• Your instructions:
In the entries below, find every line holding the string "谁教你耍雪的" and collect it.

• Given records:
---

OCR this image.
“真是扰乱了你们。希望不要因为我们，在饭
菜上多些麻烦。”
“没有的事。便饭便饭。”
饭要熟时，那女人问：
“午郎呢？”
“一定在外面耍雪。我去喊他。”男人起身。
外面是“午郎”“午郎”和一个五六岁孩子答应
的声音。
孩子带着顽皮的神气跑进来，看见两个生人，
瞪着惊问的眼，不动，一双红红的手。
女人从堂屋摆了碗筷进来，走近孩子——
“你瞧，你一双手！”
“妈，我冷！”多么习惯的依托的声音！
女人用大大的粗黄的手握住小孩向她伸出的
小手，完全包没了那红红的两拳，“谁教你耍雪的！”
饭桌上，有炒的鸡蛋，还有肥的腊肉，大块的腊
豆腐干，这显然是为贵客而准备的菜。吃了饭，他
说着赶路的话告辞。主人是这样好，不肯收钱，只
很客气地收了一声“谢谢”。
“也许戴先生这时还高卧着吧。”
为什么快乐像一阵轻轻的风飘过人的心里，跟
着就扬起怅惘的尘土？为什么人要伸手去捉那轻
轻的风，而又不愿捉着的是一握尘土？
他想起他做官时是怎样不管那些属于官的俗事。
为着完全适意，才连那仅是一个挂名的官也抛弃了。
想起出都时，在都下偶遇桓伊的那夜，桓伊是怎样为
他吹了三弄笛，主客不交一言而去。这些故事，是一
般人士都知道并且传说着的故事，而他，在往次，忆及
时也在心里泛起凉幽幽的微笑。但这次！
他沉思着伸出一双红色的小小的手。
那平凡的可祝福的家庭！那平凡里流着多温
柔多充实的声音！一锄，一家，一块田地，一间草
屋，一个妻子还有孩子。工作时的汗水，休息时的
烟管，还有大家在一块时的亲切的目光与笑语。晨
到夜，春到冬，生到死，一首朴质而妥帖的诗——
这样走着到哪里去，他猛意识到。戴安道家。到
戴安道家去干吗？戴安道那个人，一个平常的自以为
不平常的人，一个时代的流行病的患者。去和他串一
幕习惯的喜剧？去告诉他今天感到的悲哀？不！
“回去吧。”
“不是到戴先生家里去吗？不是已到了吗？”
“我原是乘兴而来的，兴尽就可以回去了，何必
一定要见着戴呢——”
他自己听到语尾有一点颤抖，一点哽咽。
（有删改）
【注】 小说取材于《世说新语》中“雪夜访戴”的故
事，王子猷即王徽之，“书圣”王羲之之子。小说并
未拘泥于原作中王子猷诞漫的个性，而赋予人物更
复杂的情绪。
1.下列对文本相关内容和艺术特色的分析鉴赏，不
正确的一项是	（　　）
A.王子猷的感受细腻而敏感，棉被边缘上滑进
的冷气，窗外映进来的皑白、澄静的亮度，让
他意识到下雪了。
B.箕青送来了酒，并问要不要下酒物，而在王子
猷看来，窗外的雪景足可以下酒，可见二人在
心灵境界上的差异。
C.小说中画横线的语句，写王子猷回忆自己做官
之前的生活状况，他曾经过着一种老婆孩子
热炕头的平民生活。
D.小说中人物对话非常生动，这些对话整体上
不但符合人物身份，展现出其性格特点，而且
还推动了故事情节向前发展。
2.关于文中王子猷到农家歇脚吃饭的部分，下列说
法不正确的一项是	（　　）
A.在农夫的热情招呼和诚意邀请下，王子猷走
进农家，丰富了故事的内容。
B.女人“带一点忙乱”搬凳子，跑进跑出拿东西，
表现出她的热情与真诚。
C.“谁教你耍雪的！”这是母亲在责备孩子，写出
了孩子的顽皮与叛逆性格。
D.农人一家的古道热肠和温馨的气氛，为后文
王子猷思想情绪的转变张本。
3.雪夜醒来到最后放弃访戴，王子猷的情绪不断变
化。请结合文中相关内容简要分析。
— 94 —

---

• The answer:
小手，完全包没了那红红的两拳，“谁教你耍雪的！”
C.“谁教你耍雪的！”这是母亲在责备孩子，写出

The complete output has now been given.